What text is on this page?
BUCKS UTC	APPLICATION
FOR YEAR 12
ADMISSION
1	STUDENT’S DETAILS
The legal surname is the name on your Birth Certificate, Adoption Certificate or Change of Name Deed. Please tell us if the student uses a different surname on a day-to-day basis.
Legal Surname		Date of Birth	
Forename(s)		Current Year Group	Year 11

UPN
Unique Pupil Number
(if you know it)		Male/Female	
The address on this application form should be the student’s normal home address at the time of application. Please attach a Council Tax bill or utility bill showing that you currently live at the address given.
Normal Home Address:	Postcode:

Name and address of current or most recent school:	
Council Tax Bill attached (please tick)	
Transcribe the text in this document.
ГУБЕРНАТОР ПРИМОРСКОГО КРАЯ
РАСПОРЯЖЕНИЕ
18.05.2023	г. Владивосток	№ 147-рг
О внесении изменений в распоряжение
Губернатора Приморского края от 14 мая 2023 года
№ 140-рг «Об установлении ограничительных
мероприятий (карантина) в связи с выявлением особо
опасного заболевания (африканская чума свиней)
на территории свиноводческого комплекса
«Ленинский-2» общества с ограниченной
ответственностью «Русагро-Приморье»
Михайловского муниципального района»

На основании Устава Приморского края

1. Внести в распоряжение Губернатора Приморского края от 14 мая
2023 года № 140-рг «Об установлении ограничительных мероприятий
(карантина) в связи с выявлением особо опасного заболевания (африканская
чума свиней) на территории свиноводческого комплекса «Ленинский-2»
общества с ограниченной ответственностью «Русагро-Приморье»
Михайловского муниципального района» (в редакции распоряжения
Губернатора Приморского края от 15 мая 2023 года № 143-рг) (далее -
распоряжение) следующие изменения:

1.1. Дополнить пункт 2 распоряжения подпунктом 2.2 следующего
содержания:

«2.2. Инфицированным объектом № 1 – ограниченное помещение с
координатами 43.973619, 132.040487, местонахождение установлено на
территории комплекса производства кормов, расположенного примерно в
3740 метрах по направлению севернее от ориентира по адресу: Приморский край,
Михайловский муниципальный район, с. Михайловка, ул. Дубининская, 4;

• **Direction**
Retype nothing except the lines from the line holding "Transcribe the text in this document." through the last line of the entries, both included.

• **Completed task**
Transcribe the text in this document.
ГУБЕРНАТОР ПРИМОРСКОГО КРАЯ
РАСПОРЯЖЕНИЕ
18.05.2023	г. Владивосток	№ 147-рг
О внесении изменений в распоряжение
Губернатора Приморского края от 14 мая 2023 года
№ 140-рг «Об установлении ограничительных
мероприятий (карантина) в связи с выявлением особо
опасного заболевания (африканская чума свиней)
на территории свиноводческого комплекса
«Ленинский-2» общества с ограниченной
ответственностью «Русагро-Приморье»
Михайловского муниципального района»

На основании Устава Приморского края

1. Внести в распоряжение Губернатора Приморского края от 14 мая
2023 года № 140-рг «Об установлении ограничительных мероприятий
(карантина) в связи с выявлением особо опасного заболевания (африканская
чума свиней) на территории свиноводческого комплекса «Ленинский-2»
общества с ограниченной ответственностью «Русагро-Приморье»
Михайловского муниципального района» (в редакции распоряжения
Губернатора Приморского края от 15 мая 2023 года № 143-рг) (далее -
распоряжение) следующие изменения:

1.1. Дополнить пункт 2 распоряжения подпунктом 2.2 следующего
содержания:

«2.2. Инфицированным объектом № 1 – ограниченное помещение с
координатами 43.973619, 132.040487, местонахождение установлено на
территории комплекса производства кормов, расположенного примерно в
3740 метрах по направлению севернее от ориентира по адресу: Приморский край,
Михайловский муниципальный район, с. Михайловка, ул. Дубининская, 4;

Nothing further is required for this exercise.